*Instructions for the task:* Will you transcribe the entries that follow, exactly and in full?
<<<<
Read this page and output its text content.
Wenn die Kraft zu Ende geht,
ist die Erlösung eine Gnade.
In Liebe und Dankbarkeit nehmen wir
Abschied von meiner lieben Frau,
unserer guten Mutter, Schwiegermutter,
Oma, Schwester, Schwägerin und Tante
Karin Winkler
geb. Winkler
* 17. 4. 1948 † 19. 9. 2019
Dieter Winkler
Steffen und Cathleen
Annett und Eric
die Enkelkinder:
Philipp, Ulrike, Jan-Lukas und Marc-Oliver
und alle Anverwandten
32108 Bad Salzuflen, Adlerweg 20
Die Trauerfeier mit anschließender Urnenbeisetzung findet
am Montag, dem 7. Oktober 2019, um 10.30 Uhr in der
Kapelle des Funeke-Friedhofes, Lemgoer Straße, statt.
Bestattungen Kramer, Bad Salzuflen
>>>>
*Correct output:*
Read this page and output its text content.
Wenn die Kraft zu Ende geht,
ist die Erlösung eine Gnade.
In Liebe und Dankbarkeit nehmen wir
Abschied von meiner lieben Frau,
unserer guten Mutter, Schwiegermutter,
Oma, Schwester, Schwägerin und Tante
Karin Winkler
geb. Winkler
* 17. 4. 1948 † 19. 9. 2019
Dieter Winkler
Steffen und Cathleen
Annett und Eric
die Enkelkinder:
Philipp, Ulrike, Jan-Lukas und Marc-Oliver
und alle Anverwandten
32108 Bad Salzuflen, Adlerweg 20
Die Trauerfeier mit anschließender Urnenbeisetzung findet
am Montag, dem 7. Oktober 2019, um 10.30 Uhr in der
Kapelle des Funeke-Friedhofes, Lemgoer Straße, statt.
Bestattungen Kramer, Bad Salzuflen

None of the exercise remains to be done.